> Task prompt
Of the lines in the entries, how many hold the word "Palaj"? Give that number alone.

> Input rows
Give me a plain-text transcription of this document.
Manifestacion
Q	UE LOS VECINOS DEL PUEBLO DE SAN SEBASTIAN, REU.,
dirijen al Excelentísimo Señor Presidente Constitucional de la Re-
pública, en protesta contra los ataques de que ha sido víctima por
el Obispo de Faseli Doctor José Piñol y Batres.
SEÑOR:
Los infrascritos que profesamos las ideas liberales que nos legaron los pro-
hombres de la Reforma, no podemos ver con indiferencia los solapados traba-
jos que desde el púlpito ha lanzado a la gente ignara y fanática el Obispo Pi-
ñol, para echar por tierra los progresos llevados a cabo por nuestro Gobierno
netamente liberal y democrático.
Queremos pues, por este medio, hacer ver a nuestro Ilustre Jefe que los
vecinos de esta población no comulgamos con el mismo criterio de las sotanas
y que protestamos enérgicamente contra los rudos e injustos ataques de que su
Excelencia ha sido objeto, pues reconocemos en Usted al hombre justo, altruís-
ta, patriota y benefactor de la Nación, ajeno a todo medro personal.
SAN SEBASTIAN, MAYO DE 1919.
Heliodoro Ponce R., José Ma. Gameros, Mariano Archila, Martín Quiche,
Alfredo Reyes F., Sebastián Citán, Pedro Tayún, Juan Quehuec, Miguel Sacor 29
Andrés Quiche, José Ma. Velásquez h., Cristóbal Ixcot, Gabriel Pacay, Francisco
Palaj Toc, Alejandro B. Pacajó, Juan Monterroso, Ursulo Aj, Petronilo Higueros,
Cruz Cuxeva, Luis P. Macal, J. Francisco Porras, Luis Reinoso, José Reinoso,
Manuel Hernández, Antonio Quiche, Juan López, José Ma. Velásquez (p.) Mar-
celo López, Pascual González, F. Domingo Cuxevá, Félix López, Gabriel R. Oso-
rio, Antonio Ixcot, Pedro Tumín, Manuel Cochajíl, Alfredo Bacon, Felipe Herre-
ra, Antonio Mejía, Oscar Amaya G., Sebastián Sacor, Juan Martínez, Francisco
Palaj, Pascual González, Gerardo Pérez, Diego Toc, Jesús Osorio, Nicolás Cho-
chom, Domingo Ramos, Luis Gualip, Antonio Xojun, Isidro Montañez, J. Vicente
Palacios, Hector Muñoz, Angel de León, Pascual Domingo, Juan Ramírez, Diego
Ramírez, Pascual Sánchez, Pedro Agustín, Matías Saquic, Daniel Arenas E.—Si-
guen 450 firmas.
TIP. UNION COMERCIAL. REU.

> Task output
2